### Exercise description:
The records below must be duplicated exactly, character for character.

### Data excerpts:
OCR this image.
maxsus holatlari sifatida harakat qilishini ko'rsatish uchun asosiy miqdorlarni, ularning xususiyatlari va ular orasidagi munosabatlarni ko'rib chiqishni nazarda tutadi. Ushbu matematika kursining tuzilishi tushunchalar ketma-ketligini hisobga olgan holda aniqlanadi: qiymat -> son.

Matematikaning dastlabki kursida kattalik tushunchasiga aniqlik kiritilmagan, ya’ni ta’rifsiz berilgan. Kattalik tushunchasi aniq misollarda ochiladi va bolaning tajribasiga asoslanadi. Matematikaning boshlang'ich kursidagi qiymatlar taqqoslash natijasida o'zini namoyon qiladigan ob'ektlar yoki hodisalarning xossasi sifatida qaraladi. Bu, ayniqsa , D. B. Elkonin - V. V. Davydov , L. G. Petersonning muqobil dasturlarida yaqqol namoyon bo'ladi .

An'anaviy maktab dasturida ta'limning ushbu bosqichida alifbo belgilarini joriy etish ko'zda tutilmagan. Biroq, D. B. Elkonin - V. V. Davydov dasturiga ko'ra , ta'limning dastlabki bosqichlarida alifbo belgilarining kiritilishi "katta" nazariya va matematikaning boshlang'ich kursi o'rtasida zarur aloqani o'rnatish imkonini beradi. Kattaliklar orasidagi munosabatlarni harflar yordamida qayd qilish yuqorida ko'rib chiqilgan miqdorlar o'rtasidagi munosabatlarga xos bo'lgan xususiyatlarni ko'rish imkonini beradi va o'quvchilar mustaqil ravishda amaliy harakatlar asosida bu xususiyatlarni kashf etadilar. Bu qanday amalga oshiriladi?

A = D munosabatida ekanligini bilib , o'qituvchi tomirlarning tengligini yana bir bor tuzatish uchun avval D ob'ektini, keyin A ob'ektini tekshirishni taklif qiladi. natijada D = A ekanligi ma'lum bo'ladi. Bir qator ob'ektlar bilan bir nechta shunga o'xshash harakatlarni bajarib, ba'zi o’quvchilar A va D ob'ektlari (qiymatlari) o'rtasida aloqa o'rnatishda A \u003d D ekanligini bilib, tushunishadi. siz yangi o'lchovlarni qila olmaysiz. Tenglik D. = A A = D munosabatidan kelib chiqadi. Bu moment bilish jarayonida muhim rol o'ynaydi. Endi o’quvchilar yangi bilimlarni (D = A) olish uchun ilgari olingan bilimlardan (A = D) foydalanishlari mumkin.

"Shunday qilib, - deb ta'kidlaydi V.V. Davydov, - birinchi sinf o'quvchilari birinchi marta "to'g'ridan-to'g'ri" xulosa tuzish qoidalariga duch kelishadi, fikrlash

### Task result:
OCR this image.
maxsus holatlari sifatida harakat qilishini ko'rsatish uchun asosiy miqdorlarni, ularning xususiyatlari va ular orasidagi munosabatlarni ko'rib chiqishni nazarda tutadi. Ushbu matematika kursining tuzilishi tushunchalar ketma-ketligini hisobga olgan holda aniqlanadi: qiymat -> son.

Matematikaning dastlabki kursida kattalik tushunchasiga aniqlik kiritilmagan, ya’ni ta’rifsiz berilgan. Kattalik tushunchasi aniq misollarda ochiladi va bolaning tajribasiga asoslanadi. Matematikaning boshlang'ich kursidagi qiymatlar taqqoslash natijasida o'zini namoyon qiladigan ob'ektlar yoki hodisalarning xossasi sifatida qaraladi. Bu, ayniqsa , D. B. Elkonin - V. V. Davydov , L. G. Petersonning muqobil dasturlarida yaqqol namoyon bo'ladi .

An'anaviy maktab dasturida ta'limning ushbu bosqichida alifbo belgilarini joriy etish ko'zda tutilmagan. Biroq, D. B. Elkonin - V. V. Davydov dasturiga ko'ra , ta'limning dastlabki bosqichlarida alifbo belgilarining kiritilishi "katta" nazariya va matematikaning boshlang'ich kursi o'rtasida zarur aloqani o'rnatish imkonini beradi. Kattaliklar orasidagi munosabatlarni harflar yordamida qayd qilish yuqorida ko'rib chiqilgan miqdorlar o'rtasidagi munosabatlarga xos bo'lgan xususiyatlarni ko'rish imkonini beradi va o'quvchilar mustaqil ravishda amaliy harakatlar asosida bu xususiyatlarni kashf etadilar. Bu qanday amalga oshiriladi?

A = D munosabatida ekanligini bilib , o'qituvchi tomirlarning tengligini yana bir bor tuzatish uchun avval D ob'ektini, keyin A ob'ektini tekshirishni taklif qiladi. natijada D = A ekanligi ma'lum bo'ladi. Bir qator ob'ektlar bilan bir nechta shunga o'xshash harakatlarni bajarib, ba'zi o’quvchilar A va D ob'ektlari (qiymatlari) o'rtasida aloqa o'rnatishda A \u003d D ekanligini bilib, tushunishadi. siz yangi o'lchovlarni qila olmaysiz. Tenglik D. = A A = D munosabatidan kelib chiqadi. Bu moment bilish jarayonida muhim rol o'ynaydi. Endi o’quvchilar yangi bilimlarni (D = A) olish uchun ilgari olingan bilimlardan (A = D) foydalanishlari mumkin.

"Shunday qilib, - deb ta'kidlaydi V.V. Davydov, - birinchi sinf o'quvchilari birinchi marta "to'g'ridan-to'g'ri" xulosa tuzish qoidalariga duch kelishadi, fikrlash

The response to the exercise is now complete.